[START RECORDED INFORMATION]
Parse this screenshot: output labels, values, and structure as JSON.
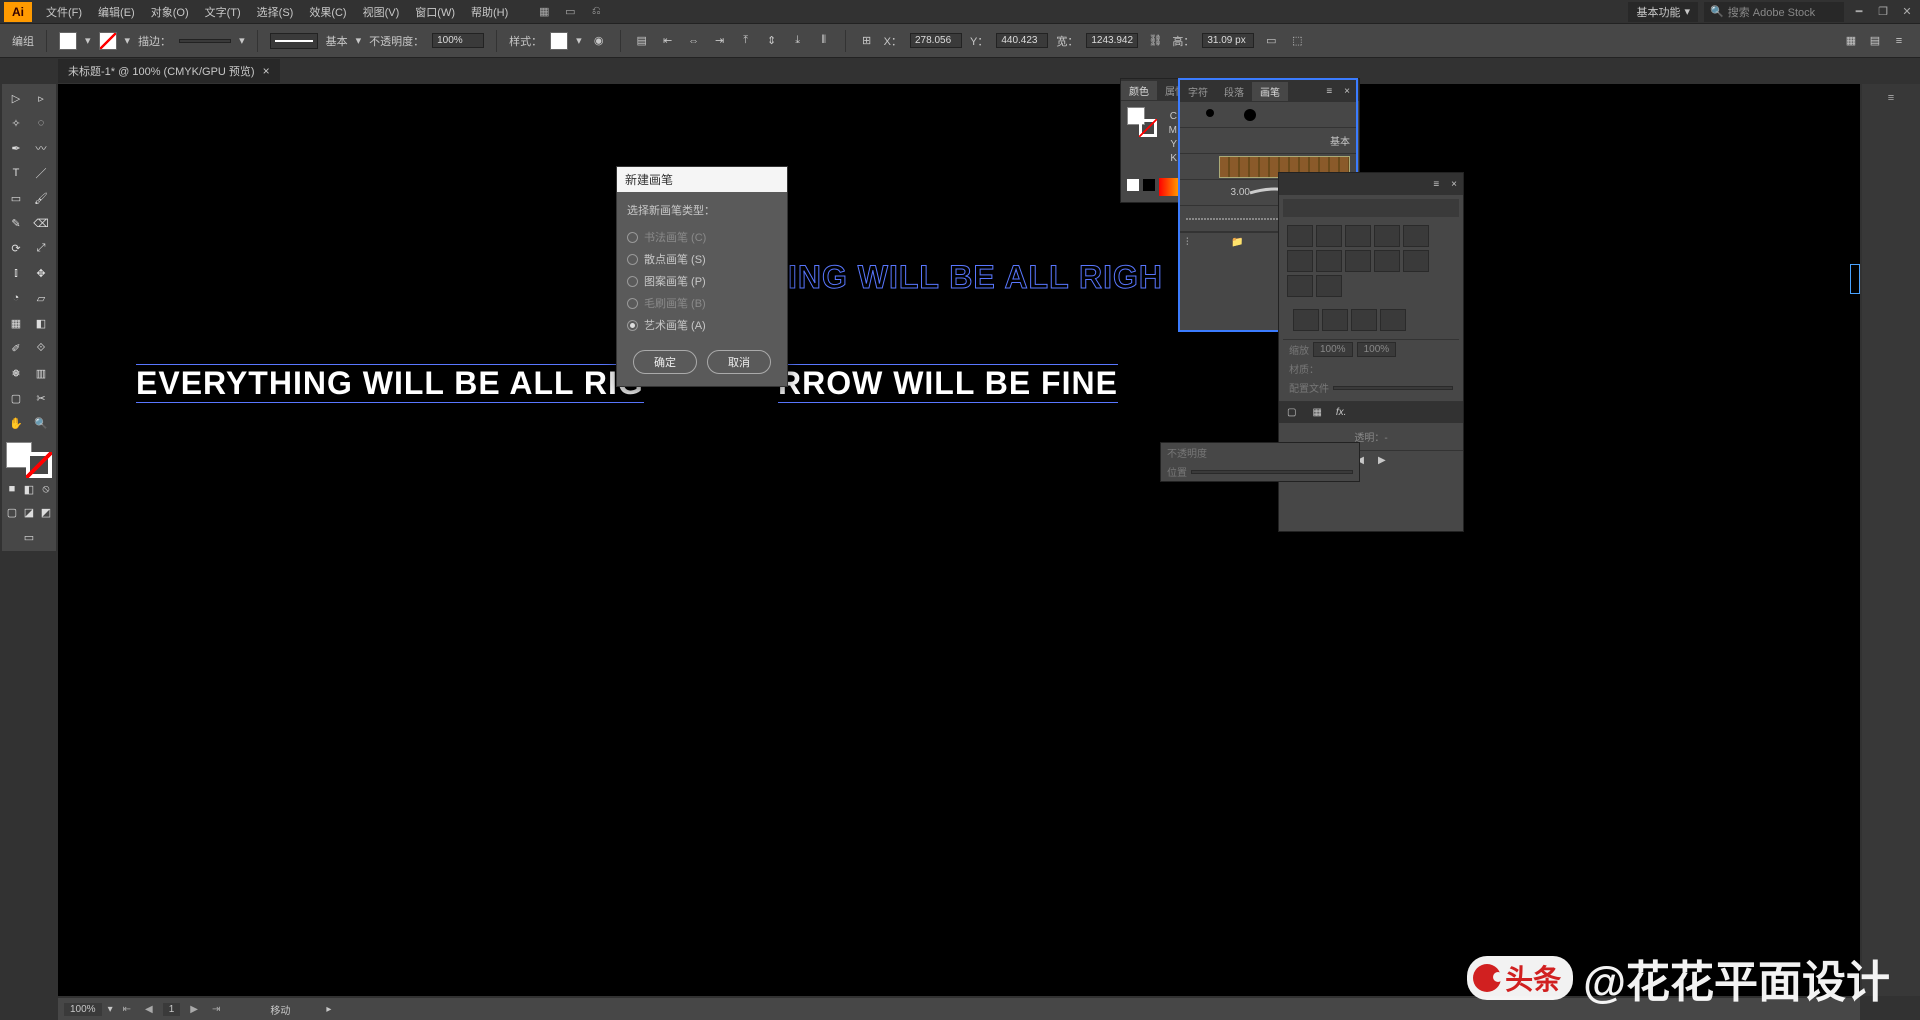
{
  "app_icon": "Ai",
  "menus": [
    "文件(F)",
    "编辑(E)",
    "对象(O)",
    "文字(T)",
    "选择(S)",
    "效果(C)",
    "视图(V)",
    "窗口(W)",
    "帮助(H)"
  ],
  "workspace_label": "基本功能",
  "search_placeholder": "搜索 Adobe Stock",
  "controlbar": {
    "group_label": "编组",
    "stroke_label": "描边：",
    "stroke_weight_dropdown": "▾",
    "brush_label": "基本",
    "opacity_label": "不透明度：",
    "opacity_value": "100%",
    "style_label": "样式：",
    "x_label": "X：",
    "x_value": "278.056",
    "y_label": "Y：",
    "y_value": "440.423",
    "w_label": "宽：",
    "w_value": "1243.942",
    "h_label": "高：",
    "h_value": "31.09 px"
  },
  "doc_tab": {
    "title": "未标题-1* @ 100% (CMYK/GPU 预览)",
    "close": "×"
  },
  "canvas": {
    "outline_text": "ING WILL BE ALL RIGH",
    "fill_text_left": "EVERYTHING WILL BE ALL RIG",
    "fill_text_right": "RROW WILL BE FINE"
  },
  "dialog": {
    "title": "新建画笔",
    "prompt": "选择新画笔类型：",
    "options": [
      {
        "label": "书法画笔 (C)",
        "enabled": false,
        "selected": false
      },
      {
        "label": "散点画笔 (S)",
        "enabled": true,
        "selected": false
      },
      {
        "label": "图案画笔 (P)",
        "enabled": true,
        "selected": false
      },
      {
        "label": "毛刷画笔 (B)",
        "enabled": false,
        "selected": false
      },
      {
        "label": "艺术画笔 (A)",
        "enabled": true,
        "selected": true
      }
    ],
    "ok": "确定",
    "cancel": "取消"
  },
  "panels": {
    "color_tabs": [
      "颜色",
      "属性"
    ],
    "brushes_tabs": [
      "字符",
      "段落",
      "画笔"
    ],
    "brush_basic_label": "基本",
    "brush_value": "3.00",
    "props_transparent_label": "透明：-",
    "stray_rows": [
      "不透明度",
      "位置"
    ]
  },
  "statusbar": {
    "zoom": "100%",
    "artboard_nav": "1",
    "tool_hint": "移动"
  },
  "watermark": {
    "badge": "头条",
    "text": "@花花平面设计"
  }
}
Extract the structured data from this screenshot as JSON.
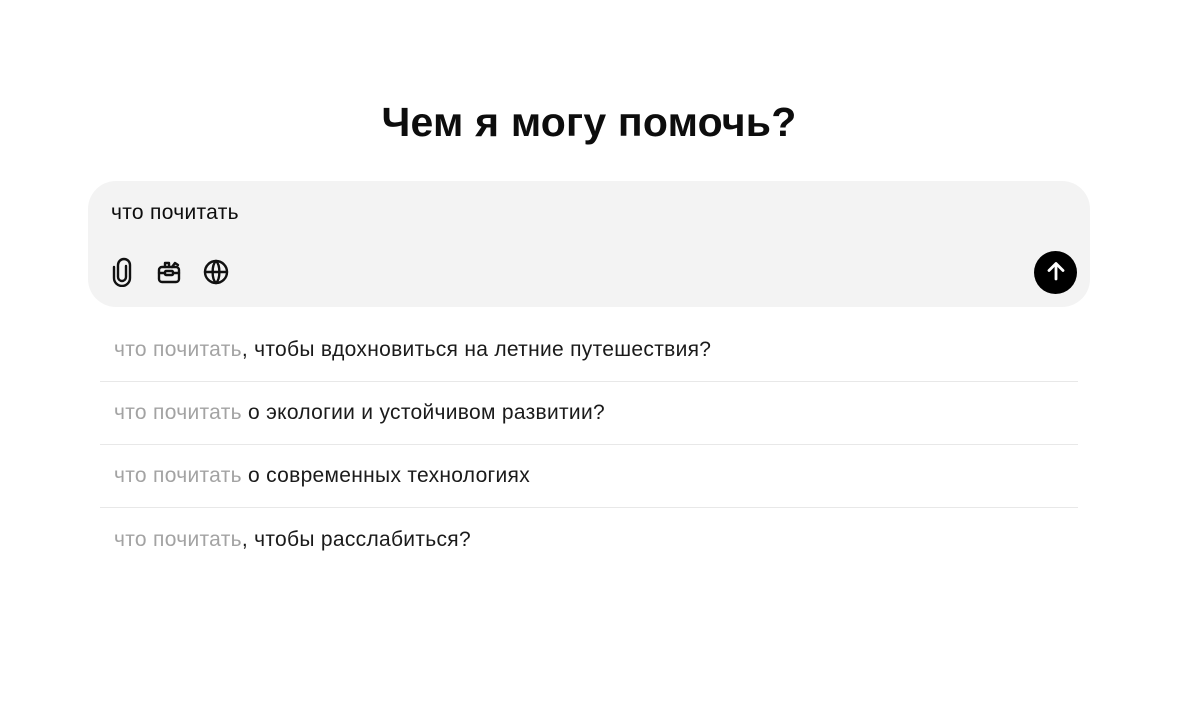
{
  "heading": "Чем я могу помочь?",
  "composer": {
    "value": "что почитать",
    "tools": [
      {
        "icon": "paperclip-icon",
        "label": "attach"
      },
      {
        "icon": "toolkit-icon",
        "label": "tools"
      },
      {
        "icon": "globe-icon",
        "label": "search"
      }
    ],
    "send_icon": "arrow-up-icon"
  },
  "suggestions": [
    {
      "prefix": "что почитать",
      "rest": ", чтобы вдохновиться на летние путешествия?"
    },
    {
      "prefix": "что почитать",
      "rest": " о экологии и устойчивом развитии?"
    },
    {
      "prefix": "что почитать",
      "rest": " о современных технологиях"
    },
    {
      "prefix": "что почитать",
      "rest": ", чтобы расслабиться?"
    }
  ],
  "colors": {
    "composer_bg": "#f3f3f3",
    "send_bg": "#000000",
    "prefix_text": "#a3a3a3",
    "divider": "#e8e8e8"
  }
}
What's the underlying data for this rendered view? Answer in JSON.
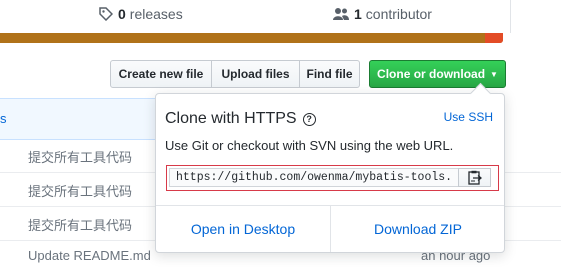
{
  "stats": {
    "releases_count": "0",
    "releases_label": "releases",
    "contributors_count": "1",
    "contributors_label": "contributor"
  },
  "language_colors": {
    "primary": "#b07219",
    "secondary": "#e34c26"
  },
  "toolbar": {
    "create_file": "Create new file",
    "upload_files": "Upload files",
    "find_file": "Find file",
    "clone_download": "Clone or download"
  },
  "file_header_partial": "s",
  "commits": [
    {
      "message": "提交所有工具代码"
    },
    {
      "message": "提交所有工具代码"
    },
    {
      "message": "提交所有工具代码"
    },
    {
      "message": "Update README.md",
      "time": "an hour ago"
    }
  ],
  "clone_popover": {
    "title": "Clone with HTTPS",
    "use_ssh": "Use SSH",
    "description": "Use Git or checkout with SVN using the web URL.",
    "url": "https://github.com/owenma/mybatis-tools.gi",
    "open_desktop": "Open in Desktop",
    "download_zip": "Download ZIP"
  },
  "colors": {
    "accent": "#0366d6",
    "clone_button": "#28a745",
    "highlight_border": "#d73a49"
  }
}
[END RECORDED INFORMATION]
GIVEN TASK => From the records above, copy every line that holds the word "JSON".

WORKED ANSWER =>
Parse this screenshot: output labels, values, and structure as JSON.
Extract the structured data from this screenshot as JSON.
What's the underlying data for this rendered view? Answer in JSON.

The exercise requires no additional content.